• _The exercise_
For the data below, report only the number of lines containing the string "screenshot".

:: Records provided ::

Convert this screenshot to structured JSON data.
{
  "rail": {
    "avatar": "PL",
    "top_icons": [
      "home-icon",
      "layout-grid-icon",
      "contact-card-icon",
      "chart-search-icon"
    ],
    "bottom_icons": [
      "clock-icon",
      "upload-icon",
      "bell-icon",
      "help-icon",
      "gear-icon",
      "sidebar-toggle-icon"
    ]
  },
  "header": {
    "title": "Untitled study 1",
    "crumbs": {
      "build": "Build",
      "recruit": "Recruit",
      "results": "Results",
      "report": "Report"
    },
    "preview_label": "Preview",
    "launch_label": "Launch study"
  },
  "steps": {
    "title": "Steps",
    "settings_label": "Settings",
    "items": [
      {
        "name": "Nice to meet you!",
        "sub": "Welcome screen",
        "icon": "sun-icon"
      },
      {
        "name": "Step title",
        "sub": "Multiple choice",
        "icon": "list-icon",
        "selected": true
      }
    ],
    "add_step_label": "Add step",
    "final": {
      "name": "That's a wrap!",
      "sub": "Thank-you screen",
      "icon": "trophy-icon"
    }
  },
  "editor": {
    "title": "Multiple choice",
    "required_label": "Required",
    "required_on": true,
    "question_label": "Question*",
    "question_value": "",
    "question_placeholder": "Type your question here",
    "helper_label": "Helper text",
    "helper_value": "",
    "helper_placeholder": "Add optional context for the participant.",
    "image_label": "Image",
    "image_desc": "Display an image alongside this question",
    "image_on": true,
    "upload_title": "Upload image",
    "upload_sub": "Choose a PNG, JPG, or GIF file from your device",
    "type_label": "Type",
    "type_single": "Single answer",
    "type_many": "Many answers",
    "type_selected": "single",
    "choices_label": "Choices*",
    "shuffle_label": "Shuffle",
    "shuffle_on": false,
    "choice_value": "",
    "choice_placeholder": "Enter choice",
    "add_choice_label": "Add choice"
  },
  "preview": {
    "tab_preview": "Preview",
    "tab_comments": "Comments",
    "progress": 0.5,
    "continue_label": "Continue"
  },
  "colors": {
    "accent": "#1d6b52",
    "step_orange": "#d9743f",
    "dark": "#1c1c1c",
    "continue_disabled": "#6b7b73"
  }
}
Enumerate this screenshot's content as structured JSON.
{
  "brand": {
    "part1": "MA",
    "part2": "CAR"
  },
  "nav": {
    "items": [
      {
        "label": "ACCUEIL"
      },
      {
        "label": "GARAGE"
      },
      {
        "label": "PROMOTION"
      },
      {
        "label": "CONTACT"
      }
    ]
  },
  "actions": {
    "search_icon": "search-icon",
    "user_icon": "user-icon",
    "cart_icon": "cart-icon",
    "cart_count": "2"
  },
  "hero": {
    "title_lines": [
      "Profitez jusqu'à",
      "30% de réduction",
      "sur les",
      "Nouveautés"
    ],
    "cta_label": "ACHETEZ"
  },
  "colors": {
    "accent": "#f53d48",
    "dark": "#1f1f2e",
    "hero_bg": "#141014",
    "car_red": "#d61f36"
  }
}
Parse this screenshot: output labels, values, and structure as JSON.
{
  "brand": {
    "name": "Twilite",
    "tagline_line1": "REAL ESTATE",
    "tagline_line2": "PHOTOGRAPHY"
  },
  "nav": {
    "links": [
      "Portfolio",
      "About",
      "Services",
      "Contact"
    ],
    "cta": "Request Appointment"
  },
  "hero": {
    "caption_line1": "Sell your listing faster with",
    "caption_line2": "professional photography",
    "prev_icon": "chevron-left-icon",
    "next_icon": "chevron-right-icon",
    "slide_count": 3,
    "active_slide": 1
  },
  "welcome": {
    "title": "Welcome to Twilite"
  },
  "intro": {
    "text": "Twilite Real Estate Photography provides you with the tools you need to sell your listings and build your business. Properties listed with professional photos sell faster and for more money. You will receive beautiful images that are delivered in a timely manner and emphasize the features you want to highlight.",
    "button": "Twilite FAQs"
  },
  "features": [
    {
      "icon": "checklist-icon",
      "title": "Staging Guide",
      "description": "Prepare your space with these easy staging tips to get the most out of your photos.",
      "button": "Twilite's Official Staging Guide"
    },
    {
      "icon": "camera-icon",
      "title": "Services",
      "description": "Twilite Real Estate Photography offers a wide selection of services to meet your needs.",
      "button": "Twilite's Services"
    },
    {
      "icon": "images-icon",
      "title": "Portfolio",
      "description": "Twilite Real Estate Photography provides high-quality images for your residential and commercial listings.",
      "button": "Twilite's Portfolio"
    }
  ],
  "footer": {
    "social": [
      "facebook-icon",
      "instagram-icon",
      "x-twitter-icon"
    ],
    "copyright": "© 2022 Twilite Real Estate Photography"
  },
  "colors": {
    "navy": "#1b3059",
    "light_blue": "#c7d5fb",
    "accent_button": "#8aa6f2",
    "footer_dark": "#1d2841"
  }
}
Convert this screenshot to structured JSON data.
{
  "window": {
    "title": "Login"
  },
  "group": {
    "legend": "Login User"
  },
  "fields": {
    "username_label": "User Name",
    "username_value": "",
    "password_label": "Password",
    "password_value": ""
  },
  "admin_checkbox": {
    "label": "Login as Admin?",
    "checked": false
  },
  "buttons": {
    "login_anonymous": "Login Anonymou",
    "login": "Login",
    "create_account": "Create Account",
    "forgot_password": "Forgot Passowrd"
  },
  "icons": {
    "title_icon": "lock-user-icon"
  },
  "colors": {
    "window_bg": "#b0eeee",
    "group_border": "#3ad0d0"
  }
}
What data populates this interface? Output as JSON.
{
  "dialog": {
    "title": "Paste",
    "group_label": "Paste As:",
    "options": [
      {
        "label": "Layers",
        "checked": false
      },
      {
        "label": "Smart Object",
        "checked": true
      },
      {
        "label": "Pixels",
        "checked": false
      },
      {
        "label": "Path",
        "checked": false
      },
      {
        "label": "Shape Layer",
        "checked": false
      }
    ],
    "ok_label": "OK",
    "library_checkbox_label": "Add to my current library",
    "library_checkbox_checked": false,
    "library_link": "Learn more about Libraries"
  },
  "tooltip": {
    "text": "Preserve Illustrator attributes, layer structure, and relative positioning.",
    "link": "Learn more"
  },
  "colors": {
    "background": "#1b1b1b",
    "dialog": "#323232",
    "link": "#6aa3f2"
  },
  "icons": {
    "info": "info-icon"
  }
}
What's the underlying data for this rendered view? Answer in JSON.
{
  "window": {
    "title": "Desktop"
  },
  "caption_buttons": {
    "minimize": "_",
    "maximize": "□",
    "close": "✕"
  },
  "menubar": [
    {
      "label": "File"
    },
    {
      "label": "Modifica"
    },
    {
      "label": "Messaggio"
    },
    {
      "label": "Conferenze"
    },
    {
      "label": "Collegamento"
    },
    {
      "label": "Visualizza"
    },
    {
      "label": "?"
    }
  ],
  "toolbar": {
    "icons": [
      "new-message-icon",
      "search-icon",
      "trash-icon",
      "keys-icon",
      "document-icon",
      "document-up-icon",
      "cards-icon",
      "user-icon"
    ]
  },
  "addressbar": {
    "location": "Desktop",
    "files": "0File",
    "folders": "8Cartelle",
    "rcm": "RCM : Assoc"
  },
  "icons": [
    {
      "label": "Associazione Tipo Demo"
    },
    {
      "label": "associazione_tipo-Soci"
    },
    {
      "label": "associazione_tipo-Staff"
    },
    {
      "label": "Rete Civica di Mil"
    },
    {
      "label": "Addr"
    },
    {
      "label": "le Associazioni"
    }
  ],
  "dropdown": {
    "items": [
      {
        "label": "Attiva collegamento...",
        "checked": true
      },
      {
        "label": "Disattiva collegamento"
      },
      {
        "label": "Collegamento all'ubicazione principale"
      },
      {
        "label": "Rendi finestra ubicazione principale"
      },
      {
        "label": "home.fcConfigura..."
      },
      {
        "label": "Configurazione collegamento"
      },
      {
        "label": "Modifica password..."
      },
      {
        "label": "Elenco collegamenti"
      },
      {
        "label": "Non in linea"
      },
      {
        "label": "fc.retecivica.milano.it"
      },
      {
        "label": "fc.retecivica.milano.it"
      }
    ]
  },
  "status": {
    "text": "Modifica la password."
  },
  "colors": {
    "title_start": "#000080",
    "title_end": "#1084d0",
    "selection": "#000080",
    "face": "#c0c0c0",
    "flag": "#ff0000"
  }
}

:::

• _Task answer_
4